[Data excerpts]
________

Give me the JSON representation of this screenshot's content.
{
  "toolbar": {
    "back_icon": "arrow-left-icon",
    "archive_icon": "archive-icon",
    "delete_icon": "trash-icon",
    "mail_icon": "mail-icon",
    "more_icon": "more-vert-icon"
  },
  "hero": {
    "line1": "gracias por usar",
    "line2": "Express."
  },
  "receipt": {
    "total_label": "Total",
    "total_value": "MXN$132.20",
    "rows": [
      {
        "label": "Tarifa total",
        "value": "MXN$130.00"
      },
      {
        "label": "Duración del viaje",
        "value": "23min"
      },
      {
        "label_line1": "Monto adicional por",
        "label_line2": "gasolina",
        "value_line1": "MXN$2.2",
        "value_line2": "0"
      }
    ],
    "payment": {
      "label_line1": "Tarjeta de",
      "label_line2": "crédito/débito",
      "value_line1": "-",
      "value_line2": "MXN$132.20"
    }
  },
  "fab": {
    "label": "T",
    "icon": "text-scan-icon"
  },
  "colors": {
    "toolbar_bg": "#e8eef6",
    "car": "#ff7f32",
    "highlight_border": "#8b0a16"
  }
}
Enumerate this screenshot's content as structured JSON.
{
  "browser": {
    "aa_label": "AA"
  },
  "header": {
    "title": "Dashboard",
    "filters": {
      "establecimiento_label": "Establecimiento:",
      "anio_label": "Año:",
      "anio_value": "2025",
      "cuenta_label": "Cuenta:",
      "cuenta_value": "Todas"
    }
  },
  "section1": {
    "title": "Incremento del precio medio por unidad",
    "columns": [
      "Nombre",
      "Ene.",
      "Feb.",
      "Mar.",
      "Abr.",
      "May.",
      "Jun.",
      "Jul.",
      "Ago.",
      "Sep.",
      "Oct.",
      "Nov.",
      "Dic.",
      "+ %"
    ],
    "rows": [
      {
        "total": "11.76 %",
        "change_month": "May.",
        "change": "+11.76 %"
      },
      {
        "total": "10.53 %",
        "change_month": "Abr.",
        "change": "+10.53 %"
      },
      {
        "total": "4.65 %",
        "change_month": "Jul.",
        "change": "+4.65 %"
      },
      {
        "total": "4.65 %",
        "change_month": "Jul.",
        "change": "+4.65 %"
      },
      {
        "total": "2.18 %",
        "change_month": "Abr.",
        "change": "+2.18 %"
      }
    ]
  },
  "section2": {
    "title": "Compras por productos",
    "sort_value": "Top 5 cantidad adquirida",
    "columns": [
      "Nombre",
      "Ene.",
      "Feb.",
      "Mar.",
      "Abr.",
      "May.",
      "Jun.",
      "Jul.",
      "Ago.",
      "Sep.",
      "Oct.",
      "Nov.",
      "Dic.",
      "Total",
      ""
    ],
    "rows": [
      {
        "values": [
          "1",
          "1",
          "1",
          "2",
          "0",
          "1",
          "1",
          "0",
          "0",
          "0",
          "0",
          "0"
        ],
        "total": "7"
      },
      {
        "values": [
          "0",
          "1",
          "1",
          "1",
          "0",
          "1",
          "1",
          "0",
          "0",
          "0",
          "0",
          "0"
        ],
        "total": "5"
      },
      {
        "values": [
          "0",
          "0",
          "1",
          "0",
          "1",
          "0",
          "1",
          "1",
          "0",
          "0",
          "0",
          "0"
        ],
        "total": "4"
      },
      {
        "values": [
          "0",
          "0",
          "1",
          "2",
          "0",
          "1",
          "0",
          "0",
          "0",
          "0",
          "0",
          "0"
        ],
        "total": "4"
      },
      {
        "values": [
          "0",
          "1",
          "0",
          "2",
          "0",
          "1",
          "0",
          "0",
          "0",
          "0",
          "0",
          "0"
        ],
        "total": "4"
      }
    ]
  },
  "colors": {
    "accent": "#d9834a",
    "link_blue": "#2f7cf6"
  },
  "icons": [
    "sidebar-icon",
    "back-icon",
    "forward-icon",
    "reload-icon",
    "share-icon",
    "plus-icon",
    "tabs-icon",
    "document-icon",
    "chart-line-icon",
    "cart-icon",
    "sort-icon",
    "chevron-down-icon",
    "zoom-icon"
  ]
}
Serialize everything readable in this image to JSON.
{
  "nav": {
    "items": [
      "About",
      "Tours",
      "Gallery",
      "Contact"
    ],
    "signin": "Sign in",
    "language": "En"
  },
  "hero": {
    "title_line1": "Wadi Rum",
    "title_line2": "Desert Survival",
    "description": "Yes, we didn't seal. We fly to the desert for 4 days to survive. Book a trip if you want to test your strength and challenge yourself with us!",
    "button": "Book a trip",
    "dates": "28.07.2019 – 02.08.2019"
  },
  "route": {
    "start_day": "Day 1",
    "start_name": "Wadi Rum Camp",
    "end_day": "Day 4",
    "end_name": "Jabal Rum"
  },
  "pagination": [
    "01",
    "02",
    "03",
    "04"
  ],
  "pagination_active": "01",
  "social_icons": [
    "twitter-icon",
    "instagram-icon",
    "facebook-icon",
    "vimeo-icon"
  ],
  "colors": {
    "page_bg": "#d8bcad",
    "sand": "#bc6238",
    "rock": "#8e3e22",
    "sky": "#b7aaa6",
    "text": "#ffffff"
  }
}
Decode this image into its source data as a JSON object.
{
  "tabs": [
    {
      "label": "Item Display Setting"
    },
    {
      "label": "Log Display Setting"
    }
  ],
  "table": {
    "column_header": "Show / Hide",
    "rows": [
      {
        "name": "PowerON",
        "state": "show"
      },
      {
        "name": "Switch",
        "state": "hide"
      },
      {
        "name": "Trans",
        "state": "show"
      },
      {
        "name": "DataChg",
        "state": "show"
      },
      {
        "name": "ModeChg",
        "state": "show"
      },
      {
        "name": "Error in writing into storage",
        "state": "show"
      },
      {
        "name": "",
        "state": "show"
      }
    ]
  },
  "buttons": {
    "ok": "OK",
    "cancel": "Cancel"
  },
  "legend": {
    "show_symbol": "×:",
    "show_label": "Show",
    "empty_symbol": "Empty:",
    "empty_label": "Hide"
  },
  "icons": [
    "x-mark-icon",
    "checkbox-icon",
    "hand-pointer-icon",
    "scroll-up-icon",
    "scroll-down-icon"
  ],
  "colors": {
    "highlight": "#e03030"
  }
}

________

WHAT YOU WILL DO - Above are some records. Print them all exactly.

COMPLETED TASK -
Give me the JSON representation of this screenshot's content.
{
  "toolbar": {
    "back_icon": "arrow-left-icon",
    "archive_icon": "archive-icon",
    "delete_icon": "trash-icon",
    "mail_icon": "mail-icon",
    "more_icon": "more-vert-icon"
  },
  "hero": {
    "line1": "gracias por usar",
    "line2": "Express."
  },
  "receipt": {
    "total_label": "Total",
    "total_value": "MXN$132.20",
    "rows": [
      {
        "label": "Tarifa total",
        "value": "MXN$130.00"
      },
      {
        "label": "Duración del viaje",
        "value": "23min"
      },
      {
        "label_line1": "Monto adicional por",
        "label_line2": "gasolina",
        "value_line1": "MXN$2.2",
        "value_line2": "0"
      }
    ],
    "payment": {
      "label_line1": "Tarjeta de",
      "label_line2": "crédito/débito",
      "value_line1": "-",
      "value_line2": "MXN$132.20"
    }
  },
  "fab": {
    "label": "T",
    "icon": "text-scan-icon"
  },
  "colors": {
    "toolbar_bg": "#e8eef6",
    "car": "#ff7f32",
    "highlight_border": "#8b0a16"
  }
}
Enumerate this screenshot's content as structured JSON.
{
  "browser": {
    "aa_label": "AA"
  },
  "header": {
    "title": "Dashboard",
    "filters": {
      "establecimiento_label": "Establecimiento:",
      "anio_label": "Año:",
      "anio_value": "2025",
      "cuenta_label": "Cuenta:",
      "cuenta_value": "Todas"
    }
  },
  "section1": {
    "title": "Incremento del precio medio por unidad",
    "columns": [
      "Nombre",
      "Ene.",
      "Feb.",
      "Mar.",
      "Abr.",
      "May.",
      "Jun.",
      "Jul.",
      "Ago.",
      "Sep.",
      "Oct.",
      "Nov.",
      "Dic.",
      "+ %"
    ],
    "rows": [
      {
        "total": "11.76 %",
        "change_month": "May.",
        "change": "+11.76 %"
      },
      {
        "total": "10.53 %",
        "change_month": "Abr.",
        "change": "+10.53 %"
      },
      {
        "total": "4.65 %",
        "change_month": "Jul.",
        "change": "+4.65 %"
      },
      {
        "total": "4.65 %",
        "change_month": "Jul.",
        "change": "+4.65 %"
      },
      {
        "total": "2.18 %",
        "change_month": "Abr.",
        "change": "+2.18 %"
      }
    ]
  },
  "section2": {
    "title": "Compras por productos",
    "sort_value": "Top 5 cantidad adquirida",
    "columns": [
      "Nombre",
      "Ene.",
      "Feb.",
      "Mar.",
      "Abr.",
      "May.",
      "Jun.",
      "Jul.",
      "Ago.",
      "Sep.",
      "Oct.",
      "Nov.",
      "Dic.",
      "Total",
      ""
    ],
    "rows": [
      {
        "values": [
          "1",
          "1",
          "1",
          "2",
          "0",
          "1",
          "1",
          "0",
          "0",
          "0",
          "0",
          "0"
        ],
        "total": "7"
      },
      {
        "values": [
          "0",
          "1",
          "1",
          "1",
          "0",
          "1",
          "1",
          "0",
          "0",
          "0",
          "0",
          "0"
        ],
        "total": "5"
      },
      {
        "values": [
          "0",
          "0",
          "1",
          "0",
          "1",
          "0",
          "1",
          "1",
          "0",
          "0",
          "0",
          "0"
        ],
        "total": "4"
      },
      {
        "values": [
          "0",
          "0",
          "1",
          "2",
          "0",
          "1",
          "0",
          "0",
          "0",
          "0",
          "0",
          "0"
        ],
        "total": "4"
      },
      {
        "values": [
          "0",
          "1",
          "0",
          "2",
          "0",
          "1",
          "0",
          "0",
          "0",
          "0",
          "0",
          "0"
        ],
        "total": "4"
      }
    ]
  },
  "colors": {
    "accent": "#d9834a",
    "link_blue": "#2f7cf6"
  },
  "icons": [
    "sidebar-icon",
    "back-icon",
    "forward-icon",
    "reload-icon",
    "share-icon",
    "plus-icon",
    "tabs-icon",
    "document-icon",
    "chart-line-icon",
    "cart-icon",
    "sort-icon",
    "chevron-down-icon",
    "zoom-icon"
  ]
}
Serialize everything readable in this image to JSON.
{
  "nav": {
    "items": [
      "About",
      "Tours",
      "Gallery",
      "Contact"
    ],
    "signin": "Sign in",
    "language": "En"
  },
  "hero": {
    "title_line1": "Wadi Rum",
    "title_line2": "Desert Survival",
    "description": "Yes, we didn't seal. We fly to the desert for 4 days to survive. Book a trip if you want to test your strength and challenge yourself with us!",
    "button": "Book a trip",
    "dates": "28.07.2019 – 02.08.2019"
  },
  "route": {
    "start_day": "Day 1",
    "start_name": "Wadi Rum Camp",
    "end_day": "Day 4",
    "end_name": "Jabal Rum"
  },
  "pagination": [
    "01",
    "02",
    "03",
    "04"
  ],
  "pagination_active": "01",
  "social_icons": [
    "twitter-icon",
    "instagram-icon",
    "facebook-icon",
    "vimeo-icon"
  ],
  "colors": {
    "page_bg": "#d8bcad",
    "sand": "#bc6238",
    "rock": "#8e3e22",
    "sky": "#b7aaa6",
    "text": "#ffffff"
  }
}
Decode this image into its source data as a JSON object.
{
  "tabs": [
    {
      "label": "Item Display Setting"
    },
    {
      "label": "Log Display Setting"
    }
  ],
  "table": {
    "column_header": "Show / Hide",
    "rows": [
      {
        "name": "PowerON",
        "state": "show"
      },
      {
        "name": "Switch",
        "state": "hide"
      },
      {
        "name": "Trans",
        "state": "show"
      },
      {
        "name": "DataChg",
        "state": "show"
      },
      {
        "name": "ModeChg",
        "state": "show"
      },
      {
        "name": "Error in writing into storage",
        "state": "show"
      },
      {
        "name": "",
        "state": "show"
      }
    ]
  },
  "buttons": {
    "ok": "OK",
    "cancel": "Cancel"
  },
  "legend": {
    "show_symbol": "×:",
    "show_label": "Show",
    "empty_symbol": "Empty:",
    "empty_label": "Hide"
  },
  "icons": [
    "x-mark-icon",
    "checkbox-icon",
    "hand-pointer-icon",
    "scroll-up-icon",
    "scroll-down-icon"
  ],
  "colors": {
    "highlight": "#e03030"
  }
}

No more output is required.